▶ [Set task]: Your task is to extract every entry that follows word for word while excluding the pictures.

[START Input]

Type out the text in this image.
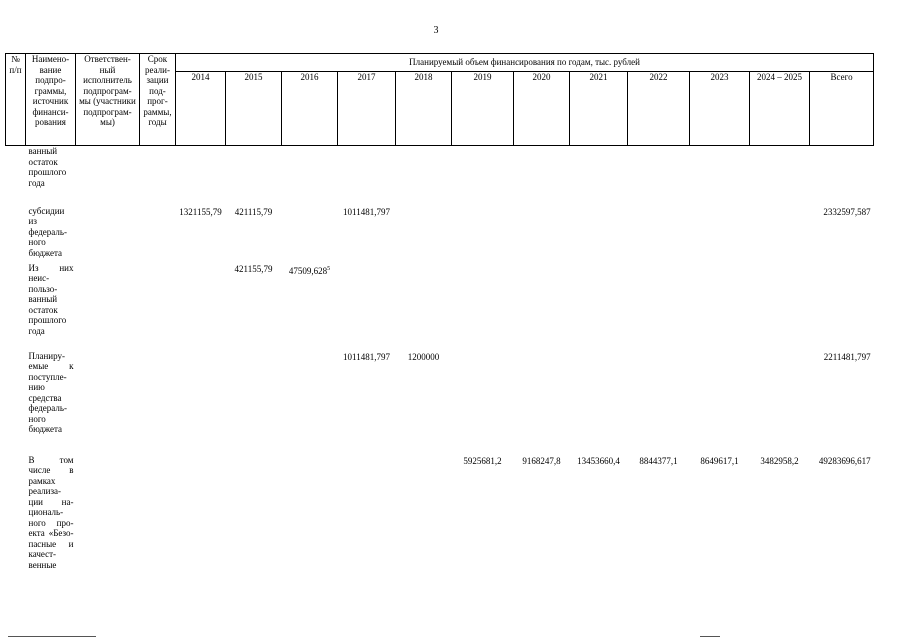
3
№ п/п	Наимено-вание подпро-граммы, источник финанси-рования	Ответствен-ный исполнитель подпрограм-мы (участники подпрограм-мы)	Срок реали-зации под-прог-раммы, годы	Планируемый объем финансирования по годам, тыс. рублей											
				2014	2015	2016	2017	2018	2019	2020	2021	2022	2023	2024 – 2025	Всего
	ванный остаток прошлого года														
	субсидии из федераль-ного бюджета			1321155,79	421115,79		1011481,797								2332597,587
	Из них неис-пользо-ванный остаток прошлого года				421155,79	47509,628$^5$									
	Планиру-емые к поступле-нию средства федераль-ного бюджета						1011481,797	1200000							2211481,797
	В том числе в рамках реализа-ции на-циональ-ного про-екта «Безо-пасные и качест-венные								5925681,2	9168247,8	13453660,4	8844377,1	8649617,1	3482958,2	49283696,617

[END Input]

▶ [Finished answer]:
Type out the text in this image.
3
№ п/п	Наимено-вание подпро-граммы, источник финанси-рования	Ответствен-ный исполнитель подпрограм-мы (участники подпрограм-мы)	Срок реали-зации под-прог-раммы, годы	Планируемый объем финансирования по годам, тыс. рублей											
				2014	2015	2016	2017	2018	2019	2020	2021	2022	2023	2024 – 2025	Всего
	ванный остаток прошлого года														
	субсидии из федераль-ного бюджета			1321155,79	421115,79		1011481,797								2332597,587
	Из них неис-пользо-ванный остаток прошлого года				421155,79	47509,628$^5$									
	Планиру-емые к поступле-нию средства федераль-ного бюджета						1011481,797	1200000							2211481,797
	В том числе в рамках реализа-ции на-циональ-ного про-екта «Безо-пасные и качест-венные								5925681,2	9168247,8	13453660,4	8844377,1	8649617,1	3482958,2	49283696,617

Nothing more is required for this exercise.